Problem statement -
Identify every line in the records below that contains the word "رئیسی", and copy each of those lines.

Given records -

--------------------------------------------------

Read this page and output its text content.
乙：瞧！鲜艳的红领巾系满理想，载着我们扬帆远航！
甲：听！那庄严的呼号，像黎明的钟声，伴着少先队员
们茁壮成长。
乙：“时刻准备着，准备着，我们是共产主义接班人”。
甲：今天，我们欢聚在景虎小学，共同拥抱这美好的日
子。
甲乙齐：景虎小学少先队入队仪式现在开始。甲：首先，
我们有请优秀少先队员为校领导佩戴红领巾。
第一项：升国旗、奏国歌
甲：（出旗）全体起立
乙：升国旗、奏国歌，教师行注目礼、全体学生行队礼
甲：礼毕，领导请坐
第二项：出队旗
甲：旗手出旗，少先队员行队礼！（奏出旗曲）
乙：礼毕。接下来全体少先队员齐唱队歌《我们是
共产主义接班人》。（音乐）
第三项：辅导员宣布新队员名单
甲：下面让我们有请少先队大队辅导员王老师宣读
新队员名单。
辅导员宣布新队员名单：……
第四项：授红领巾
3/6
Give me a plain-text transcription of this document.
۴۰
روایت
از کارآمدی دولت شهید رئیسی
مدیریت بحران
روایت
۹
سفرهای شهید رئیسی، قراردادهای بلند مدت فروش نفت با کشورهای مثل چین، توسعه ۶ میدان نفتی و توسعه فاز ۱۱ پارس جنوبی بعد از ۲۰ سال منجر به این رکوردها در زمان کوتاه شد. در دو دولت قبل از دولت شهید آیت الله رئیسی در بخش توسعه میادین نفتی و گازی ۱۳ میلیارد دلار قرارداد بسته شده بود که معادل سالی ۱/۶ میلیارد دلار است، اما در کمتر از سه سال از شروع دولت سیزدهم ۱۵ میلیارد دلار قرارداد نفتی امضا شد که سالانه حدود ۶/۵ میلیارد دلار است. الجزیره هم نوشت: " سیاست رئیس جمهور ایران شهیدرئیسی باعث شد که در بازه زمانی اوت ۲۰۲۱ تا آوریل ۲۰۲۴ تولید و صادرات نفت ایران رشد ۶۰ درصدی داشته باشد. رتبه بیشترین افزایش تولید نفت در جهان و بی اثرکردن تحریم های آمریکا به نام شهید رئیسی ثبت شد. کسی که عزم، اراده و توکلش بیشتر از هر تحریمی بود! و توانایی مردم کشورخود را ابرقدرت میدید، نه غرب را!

--------------------------------------------------

Response to the task -
از کارآمدی دولت شهید رئیسی
سفرهای شهید رئیسی، قراردادهای بلند مدت فروش نفت با کشورهای مثل چین، توسعه ۶ میدان نفتی و توسعه فاز ۱۱ پارس جنوبی بعد از ۲۰ سال منجر به این رکوردها در زمان کوتاه شد. در دو دولت قبل از دولت شهید آیت الله رئیسی در بخش توسعه میادین نفتی و گازی ۱۳ میلیارد دلار قرارداد بسته شده بود که معادل سالی ۱/۶ میلیارد دلار است، اما در کمتر از سه سال از شروع دولت سیزدهم ۱۵ میلیارد دلار قرارداد نفتی امضا شد که سالانه حدود ۶/۵ میلیارد دلار است. الجزیره هم نوشت: " سیاست رئیس جمهور ایران شهیدرئیسی باعث شد که در بازه زمانی اوت ۲۰۲۱ تا آوریل ۲۰۲۴ تولید و صادرات نفت ایران رشد ۶۰ درصدی داشته باشد. رتبه بیشترین افزایش تولید نفت در جهان و بی اثرکردن تحریم های آمریکا به نام شهید رئیسی ثبت شد. کسی که عزم، اراده و توکلش بیشتر از هر تحریمی بود! و توانایی مردم کشورخود را ابرقدرت میدید، نه غرب را!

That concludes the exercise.